Task statement: Reproduce the lines verbatim, starting with the line containing "feature-text: High Quality" and going on through the line containing "label-cell xyxy=(342,879,613,1086)", inclusive of both.
---------- Stored records ----------
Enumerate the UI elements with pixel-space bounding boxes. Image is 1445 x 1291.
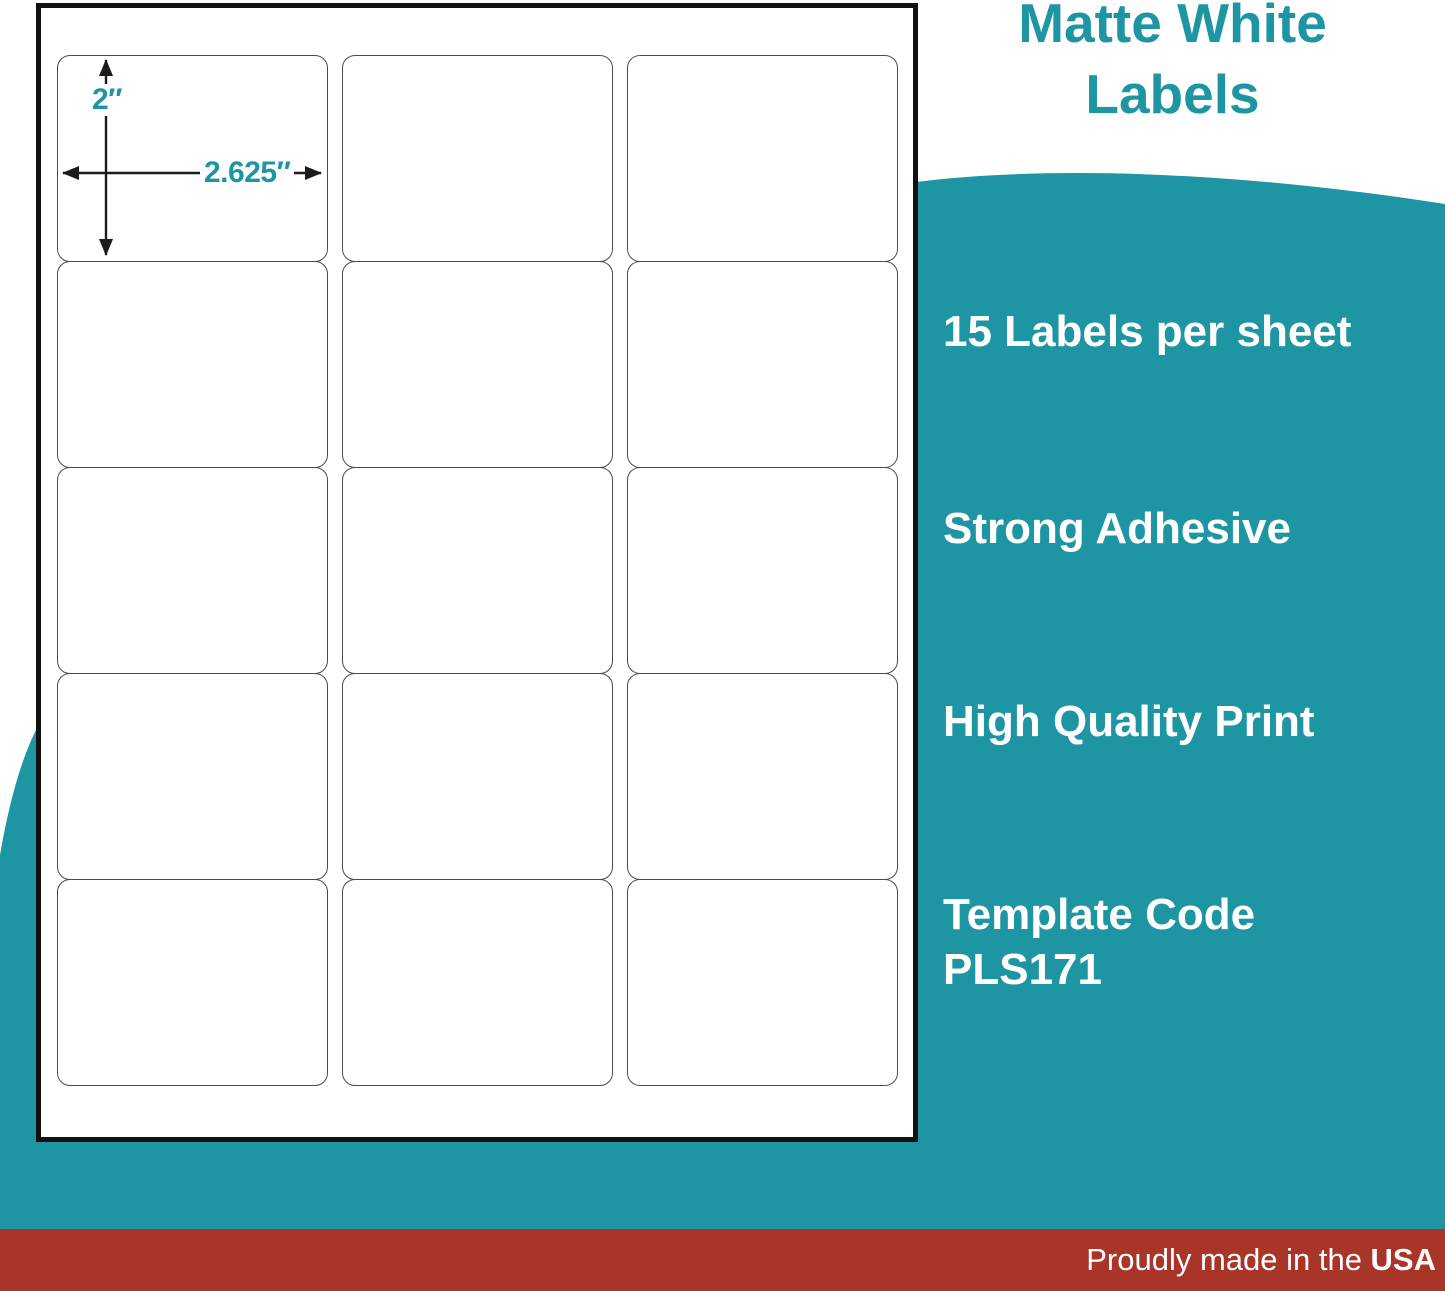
feature-text: High Quality Print xyxy=(943,697,1315,746)
product-title-line2: Labels xyxy=(1085,63,1260,125)
label-cell xyxy=(627,673,898,880)
label-width-value: 2.625″ xyxy=(200,157,295,189)
label-cell xyxy=(342,879,613,1086)
teal-swoosh-shape xyxy=(0,173,1445,1291)
feature-high-quality-print: High Quality Print xyxy=(943,694,1443,749)
label-cell xyxy=(57,673,328,880)
label-cell xyxy=(627,261,898,468)
label-cell xyxy=(57,261,328,468)
feature-text: Template Code xyxy=(943,890,1256,939)
label-cell xyxy=(57,467,328,674)
feature-text: 15 Labels per sheet xyxy=(943,307,1352,356)
label-height-value: 2″ xyxy=(88,84,127,116)
label-cell xyxy=(627,55,898,262)
feature-strong-adhesive: Strong Adhesive xyxy=(943,501,1443,556)
footer-made-in-text: Proudly made in the xyxy=(1086,1242,1371,1277)
label-cell xyxy=(342,261,613,468)
label-cell xyxy=(342,467,613,674)
product-title-line1: Matte White xyxy=(1018,0,1327,54)
label-sheet xyxy=(36,3,918,1142)
product-title: Matte White Labels xyxy=(900,0,1445,130)
feature-text: PLS171 xyxy=(943,945,1102,994)
footer-usa-text: USA xyxy=(1370,1242,1436,1277)
label-cell xyxy=(627,879,898,1086)
feature-text: Strong Adhesive xyxy=(943,504,1291,553)
label-cell xyxy=(342,55,613,262)
label-cell xyxy=(342,673,613,880)
feature-template-code: Template Code PLS171 xyxy=(943,887,1443,997)
label-cell xyxy=(627,467,898,674)
feature-labels-per-sheet: 15 Labels per sheet xyxy=(943,304,1443,359)
footer-bar: Proudly made in the USA xyxy=(0,1229,1445,1291)
label-cell xyxy=(57,879,328,1086)
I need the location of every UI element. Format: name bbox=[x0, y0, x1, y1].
----------
Output of the exercise:
feature-text: High Quality Print xyxy=(943,697,1315,746)
product-title-line2: Labels xyxy=(1085,63,1260,125)
label-cell xyxy=(627,673,898,880)
label-width-value: 2.625″ xyxy=(200,157,295,189)
label-cell xyxy=(342,879,613,1086)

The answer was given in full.